**THE RECORDS:**
——————

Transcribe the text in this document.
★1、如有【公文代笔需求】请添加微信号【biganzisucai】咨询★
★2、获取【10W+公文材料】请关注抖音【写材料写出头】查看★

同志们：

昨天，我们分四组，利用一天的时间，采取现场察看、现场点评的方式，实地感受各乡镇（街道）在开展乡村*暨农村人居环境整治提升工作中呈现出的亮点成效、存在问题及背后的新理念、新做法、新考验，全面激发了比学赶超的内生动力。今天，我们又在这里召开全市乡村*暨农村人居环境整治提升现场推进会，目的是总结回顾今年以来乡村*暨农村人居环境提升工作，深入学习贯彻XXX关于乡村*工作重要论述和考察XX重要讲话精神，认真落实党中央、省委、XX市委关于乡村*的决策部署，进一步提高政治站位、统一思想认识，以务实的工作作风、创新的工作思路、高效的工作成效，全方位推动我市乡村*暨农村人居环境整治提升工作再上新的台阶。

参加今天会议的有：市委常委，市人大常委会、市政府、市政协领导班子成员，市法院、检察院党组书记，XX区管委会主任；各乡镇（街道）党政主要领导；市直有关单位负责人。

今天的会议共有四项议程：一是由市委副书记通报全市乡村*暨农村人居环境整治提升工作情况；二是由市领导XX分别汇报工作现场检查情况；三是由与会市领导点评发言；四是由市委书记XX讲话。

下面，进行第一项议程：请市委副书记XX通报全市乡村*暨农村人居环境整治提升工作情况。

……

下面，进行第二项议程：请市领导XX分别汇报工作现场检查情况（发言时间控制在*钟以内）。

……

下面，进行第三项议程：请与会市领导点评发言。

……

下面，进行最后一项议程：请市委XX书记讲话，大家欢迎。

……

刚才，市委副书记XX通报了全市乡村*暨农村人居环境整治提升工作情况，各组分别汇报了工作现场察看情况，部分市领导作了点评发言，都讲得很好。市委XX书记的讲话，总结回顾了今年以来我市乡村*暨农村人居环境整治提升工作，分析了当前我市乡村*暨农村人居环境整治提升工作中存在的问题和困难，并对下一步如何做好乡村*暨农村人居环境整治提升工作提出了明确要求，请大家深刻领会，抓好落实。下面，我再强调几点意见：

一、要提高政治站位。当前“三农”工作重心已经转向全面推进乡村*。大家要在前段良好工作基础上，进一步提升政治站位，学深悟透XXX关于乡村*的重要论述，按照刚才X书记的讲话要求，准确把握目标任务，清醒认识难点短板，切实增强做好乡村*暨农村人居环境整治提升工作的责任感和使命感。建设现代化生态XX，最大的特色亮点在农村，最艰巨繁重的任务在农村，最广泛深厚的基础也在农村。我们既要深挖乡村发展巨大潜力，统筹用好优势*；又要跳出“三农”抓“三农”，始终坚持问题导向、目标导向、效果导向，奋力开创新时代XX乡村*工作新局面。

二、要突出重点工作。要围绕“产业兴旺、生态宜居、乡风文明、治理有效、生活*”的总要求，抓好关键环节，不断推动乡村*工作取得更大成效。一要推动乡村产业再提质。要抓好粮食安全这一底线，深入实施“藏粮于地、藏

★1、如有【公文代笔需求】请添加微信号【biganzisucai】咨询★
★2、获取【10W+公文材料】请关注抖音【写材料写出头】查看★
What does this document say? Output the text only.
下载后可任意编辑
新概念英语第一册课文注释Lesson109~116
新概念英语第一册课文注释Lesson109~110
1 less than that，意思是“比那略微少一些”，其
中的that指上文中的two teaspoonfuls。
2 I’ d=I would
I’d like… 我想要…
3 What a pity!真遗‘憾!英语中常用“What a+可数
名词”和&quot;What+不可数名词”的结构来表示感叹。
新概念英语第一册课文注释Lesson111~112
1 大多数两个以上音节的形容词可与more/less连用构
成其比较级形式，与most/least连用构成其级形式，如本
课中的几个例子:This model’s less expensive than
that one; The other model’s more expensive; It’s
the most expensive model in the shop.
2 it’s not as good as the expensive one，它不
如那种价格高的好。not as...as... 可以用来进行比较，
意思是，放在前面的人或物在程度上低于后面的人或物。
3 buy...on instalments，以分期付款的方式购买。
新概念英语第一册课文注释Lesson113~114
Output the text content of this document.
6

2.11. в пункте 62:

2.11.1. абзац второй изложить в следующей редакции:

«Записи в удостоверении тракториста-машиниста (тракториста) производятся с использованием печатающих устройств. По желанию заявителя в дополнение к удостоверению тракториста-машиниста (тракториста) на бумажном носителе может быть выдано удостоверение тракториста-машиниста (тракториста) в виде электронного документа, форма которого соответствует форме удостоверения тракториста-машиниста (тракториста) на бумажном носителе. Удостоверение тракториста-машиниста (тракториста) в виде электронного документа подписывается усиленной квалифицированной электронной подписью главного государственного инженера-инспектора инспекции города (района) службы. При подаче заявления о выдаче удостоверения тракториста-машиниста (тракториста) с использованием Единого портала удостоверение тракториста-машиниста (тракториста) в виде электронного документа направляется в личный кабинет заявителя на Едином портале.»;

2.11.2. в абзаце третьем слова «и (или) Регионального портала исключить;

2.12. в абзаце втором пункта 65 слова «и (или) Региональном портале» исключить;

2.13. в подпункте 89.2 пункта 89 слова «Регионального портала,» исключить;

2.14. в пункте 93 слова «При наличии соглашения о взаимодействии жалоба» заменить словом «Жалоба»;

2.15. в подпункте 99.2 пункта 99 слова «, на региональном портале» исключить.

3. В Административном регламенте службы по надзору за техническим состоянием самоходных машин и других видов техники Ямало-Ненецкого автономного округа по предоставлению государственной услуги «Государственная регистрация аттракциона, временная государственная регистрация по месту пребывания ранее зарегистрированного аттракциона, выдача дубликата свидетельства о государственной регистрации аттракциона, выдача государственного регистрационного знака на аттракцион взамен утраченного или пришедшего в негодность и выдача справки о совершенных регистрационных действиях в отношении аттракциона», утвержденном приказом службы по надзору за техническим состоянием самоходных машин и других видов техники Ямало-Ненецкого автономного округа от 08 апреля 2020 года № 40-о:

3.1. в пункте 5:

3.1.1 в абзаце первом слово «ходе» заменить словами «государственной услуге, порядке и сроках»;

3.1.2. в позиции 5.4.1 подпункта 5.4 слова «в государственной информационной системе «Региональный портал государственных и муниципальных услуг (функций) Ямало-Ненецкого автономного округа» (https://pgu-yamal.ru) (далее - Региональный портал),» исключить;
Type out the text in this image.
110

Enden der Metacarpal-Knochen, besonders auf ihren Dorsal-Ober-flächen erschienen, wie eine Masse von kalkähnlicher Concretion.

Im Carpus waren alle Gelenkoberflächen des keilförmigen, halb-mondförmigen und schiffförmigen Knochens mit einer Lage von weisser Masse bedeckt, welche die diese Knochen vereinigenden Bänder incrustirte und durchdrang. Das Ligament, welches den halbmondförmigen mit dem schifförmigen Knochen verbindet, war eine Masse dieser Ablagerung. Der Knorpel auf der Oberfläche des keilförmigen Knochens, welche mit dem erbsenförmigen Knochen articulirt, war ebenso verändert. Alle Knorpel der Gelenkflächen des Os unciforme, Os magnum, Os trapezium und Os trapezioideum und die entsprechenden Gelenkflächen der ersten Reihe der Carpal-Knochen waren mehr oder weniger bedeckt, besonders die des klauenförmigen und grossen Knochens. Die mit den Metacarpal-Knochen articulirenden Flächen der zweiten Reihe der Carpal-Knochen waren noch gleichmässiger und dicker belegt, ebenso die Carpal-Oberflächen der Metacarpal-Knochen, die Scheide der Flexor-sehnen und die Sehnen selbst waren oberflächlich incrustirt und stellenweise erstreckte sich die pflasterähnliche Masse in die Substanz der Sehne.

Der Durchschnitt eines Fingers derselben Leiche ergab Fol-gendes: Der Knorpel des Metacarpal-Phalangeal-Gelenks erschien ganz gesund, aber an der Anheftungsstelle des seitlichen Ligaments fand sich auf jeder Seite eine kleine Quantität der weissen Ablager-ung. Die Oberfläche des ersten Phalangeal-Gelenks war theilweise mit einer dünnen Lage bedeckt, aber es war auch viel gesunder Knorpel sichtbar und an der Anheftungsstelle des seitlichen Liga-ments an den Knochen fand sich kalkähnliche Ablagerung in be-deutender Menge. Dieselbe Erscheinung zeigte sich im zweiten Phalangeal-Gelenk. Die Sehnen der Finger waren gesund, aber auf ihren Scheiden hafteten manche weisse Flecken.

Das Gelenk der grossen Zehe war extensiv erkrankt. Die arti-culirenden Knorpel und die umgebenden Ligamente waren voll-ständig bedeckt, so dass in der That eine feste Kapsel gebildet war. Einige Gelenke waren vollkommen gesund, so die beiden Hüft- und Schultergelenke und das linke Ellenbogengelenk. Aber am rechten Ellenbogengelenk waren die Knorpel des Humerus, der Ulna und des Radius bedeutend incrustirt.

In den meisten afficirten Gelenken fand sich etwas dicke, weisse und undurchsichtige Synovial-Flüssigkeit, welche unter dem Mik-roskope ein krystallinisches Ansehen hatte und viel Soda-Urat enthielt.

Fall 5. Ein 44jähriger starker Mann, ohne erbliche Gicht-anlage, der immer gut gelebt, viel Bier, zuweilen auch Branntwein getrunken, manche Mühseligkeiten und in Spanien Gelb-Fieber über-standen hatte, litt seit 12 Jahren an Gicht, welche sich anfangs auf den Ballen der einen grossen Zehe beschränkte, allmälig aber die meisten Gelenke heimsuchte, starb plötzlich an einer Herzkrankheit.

——————

**DIRECTIONS FOR THIS TASK:**
In the records above, locate each line with the word "What". Copy all such lines.

**ANSWER TO THE EXERCISE:**
What does this document say? Output the text only.
3 What a pity!真遗‘憾!英语中常用“What a+可数
名词”和&quot;What+不可数名词”的结构来表示感叹。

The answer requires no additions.